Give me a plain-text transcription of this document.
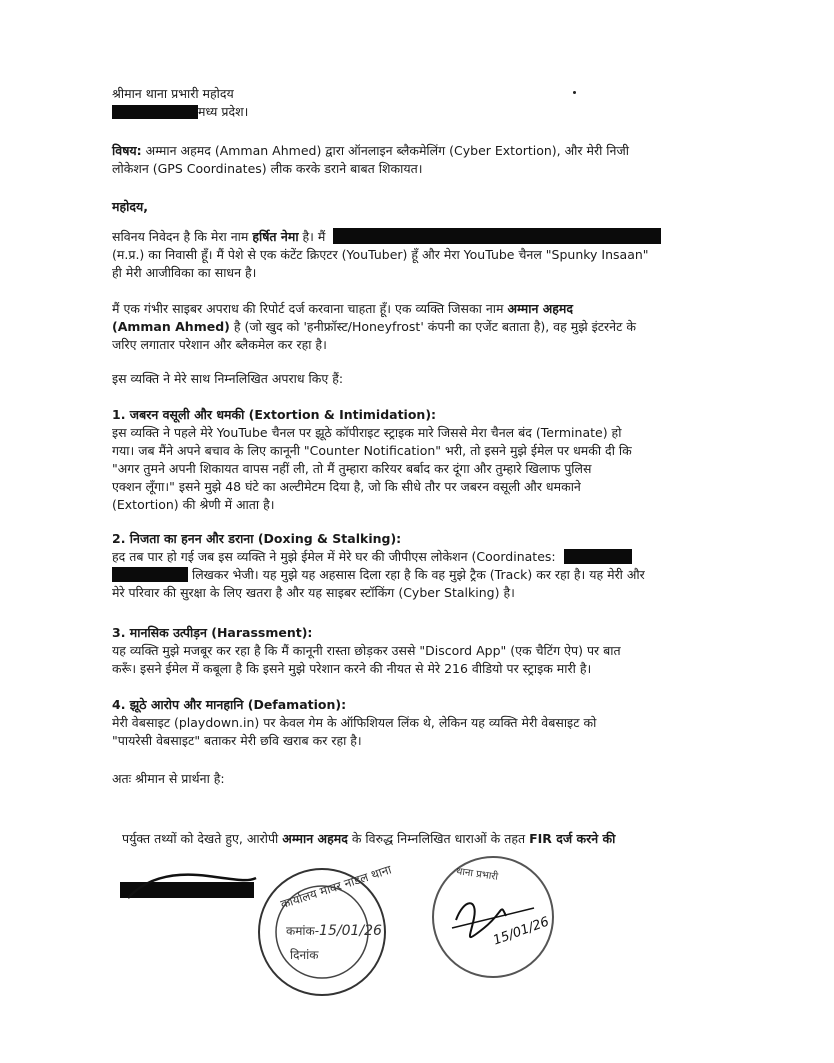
श्रीमान थाना प्रभारी महोदय
मध्य प्रदेश।
विषय: अम्मान अहमद (Amman Ahmed) द्वारा ऑनलाइन ब्लैकमेलिंग (Cyber Extortion), और मेरी निजी
लोकेशन (GPS Coordinates) लीक करके डराने बाबत शिकायत।
महोदय,
सविनय निवेदन है कि मेरा नाम हर्षित नेमा है। मैं
(म.प्र.) का निवासी हूँ। मैं पेशे से एक कंटेंट क्रिएटर (YouTuber) हूँ और मेरा YouTube चैनल "Spunky Insaan"
ही मेरी आजीविका का साधन है।
मैं एक गंभीर साइबर अपराध की रिपोर्ट दर्ज करवाना चाहता हूँ। एक व्यक्ति जिसका नाम अम्मान अहमद
(Amman Ahmed) है (जो खुद को 'हनीफ्रॉस्ट/Honeyfrost' कंपनी का एजेंट बताता है), वह मुझे इंटरनेट के
जरिए लगातार परेशान और ब्लैकमेल कर रहा है।
इस व्यक्ति ने मेरे साथ निम्नलिखित अपराध किए हैं:
1. जबरन वसूली और धमकी (Extortion & Intimidation):
इस व्यक्ति ने पहले मेरे YouTube चैनल पर झूठे कॉपीराइट स्ट्राइक मारे जिससे मेरा चैनल बंद (Terminate) हो
गया। जब मैंने अपने बचाव के लिए कानूनी "Counter Notification" भरी, तो इसने मुझे ईमेल पर धमकी दी कि
"अगर तुमने अपनी शिकायत वापस नहीं ली, तो मैं तुम्हारा करियर बर्बाद कर दूंगा और तुम्हारे खिलाफ पुलिस
एक्शन लूँगा।" इसने मुझे 48 घंटे का अल्टीमेटम दिया है, जो कि सीधे तौर पर जबरन वसूली और धमकाने
(Extortion) की श्रेणी में आता है।
2. निजता का हनन और डराना (Doxing & Stalking):
हद तब पार हो गई जब इस व्यक्ति ने मुझे ईमेल में मेरे घर की जीपीएस लोकेशन (Coordinates:
लिखकर भेजी। यह मुझे यह अहसास दिला रहा है कि वह मुझे ट्रैक (Track) कर रहा है। यह मेरी और
मेरे परिवार की सुरक्षा के लिए खतरा है और यह साइबर स्टॉकिंग (Cyber Stalking) है।
3. मानसिक उत्पीड़न (Harassment):
यह व्यक्ति मुझे मजबूर कर रहा है कि मैं कानूनी रास्ता छोड़कर उससे "Discord App" (एक चैटिंग ऐप) पर बात
करूँ। इसने ईमेल में कबूला है कि इसने मुझे परेशान करने की नीयत से मेरे 216 वीडियो पर स्ट्राइक मारी है।
4. झूठे आरोप और मानहानि (Defamation):
मेरी वेबसाइट (playdown.in) पर केवल गेम के ऑफिशियल लिंक थे, लेकिन यह व्यक्ति मेरी वेबसाइट को
"पायरेसी वेबसाइट" बताकर मेरी छवि खराब कर रहा है।
अतः श्रीमान से प्रार्थना है:
पर्युक्त तथ्यों को देखते हुए, आरोपी अम्मान अहमद के विरुद्ध निम्नलिखित धाराओं के तहत FIR दर्ज करने की
कार्यालय मावर नाडल थाना
कमांक-15/01/26
दिनांक
थाना प्रभारी
15/01/26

^^^^^^^^

EXERCISE GOAL
Output every entry word for word, but omit the pictures.

TASK RESULT
Give me a plain-text transcription of this document.
श्रीमान थाना प्रभारी महोदय
मध्य प्रदेश।
विषय: अम्मान अहमद (Amman Ahmed) द्वारा ऑनलाइन ब्लैकमेलिंग (Cyber Extortion), और मेरी निजी
लोकेशन (GPS Coordinates) लीक करके डराने बाबत शिकायत।
महोदय,
सविनय निवेदन है कि मेरा नाम हर्षित नेमा है। मैं
(म.प्र.) का निवासी हूँ। मैं पेशे से एक कंटेंट क्रिएटर (YouTuber) हूँ और मेरा YouTube चैनल "Spunky Insaan"
ही मेरी आजीविका का साधन है।
मैं एक गंभीर साइबर अपराध की रिपोर्ट दर्ज करवाना चाहता हूँ। एक व्यक्ति जिसका नाम अम्मान अहमद
(Amman Ahmed) है (जो खुद को 'हनीफ्रॉस्ट/Honeyfrost' कंपनी का एजेंट बताता है), वह मुझे इंटरनेट के
जरिए लगातार परेशान और ब्लैकमेल कर रहा है।
इस व्यक्ति ने मेरे साथ निम्नलिखित अपराध किए हैं:
1. जबरन वसूली और धमकी (Extortion & Intimidation):
इस व्यक्ति ने पहले मेरे YouTube चैनल पर झूठे कॉपीराइट स्ट्राइक मारे जिससे मेरा चैनल बंद (Terminate) हो
गया। जब मैंने अपने बचाव के लिए कानूनी "Counter Notification" भरी, तो इसने मुझे ईमेल पर धमकी दी कि
"अगर तुमने अपनी शिकायत वापस नहीं ली, तो मैं तुम्हारा करियर बर्बाद कर दूंगा और तुम्हारे खिलाफ पुलिस
एक्शन लूँगा।" इसने मुझे 48 घंटे का अल्टीमेटम दिया है, जो कि सीधे तौर पर जबरन वसूली और धमकाने
(Extortion) की श्रेणी में आता है।
2. निजता का हनन और डराना (Doxing & Stalking):
हद तब पार हो गई जब इस व्यक्ति ने मुझे ईमेल में मेरे घर की जीपीएस लोकेशन (Coordinates:
लिखकर भेजी। यह मुझे यह अहसास दिला रहा है कि वह मुझे ट्रैक (Track) कर रहा है। यह मेरी और
मेरे परिवार की सुरक्षा के लिए खतरा है और यह साइबर स्टॉकिंग (Cyber Stalking) है।
3. मानसिक उत्पीड़न (Harassment):
यह व्यक्ति मुझे मजबूर कर रहा है कि मैं कानूनी रास्ता छोड़कर उससे "Discord App" (एक चैटिंग ऐप) पर बात
करूँ। इसने ईमेल में कबूला है कि इसने मुझे परेशान करने की नीयत से मेरे 216 वीडियो पर स्ट्राइक मारी है।
4. झूठे आरोप और मानहानि (Defamation):
मेरी वेबसाइट (playdown.in) पर केवल गेम के ऑफिशियल लिंक थे, लेकिन यह व्यक्ति मेरी वेबसाइट को
"पायरेसी वेबसाइट" बताकर मेरी छवि खराब कर रहा है।
अतः श्रीमान से प्रार्थना है:
पर्युक्त तथ्यों को देखते हुए, आरोपी अम्मान अहमद के विरुद्ध निम्नलिखित धाराओं के तहत FIR दर्ज करने की
कार्यालय मावर नाडल थाना
कमांक-15/01/26
दिनांक
थाना प्रभारी
15/01/26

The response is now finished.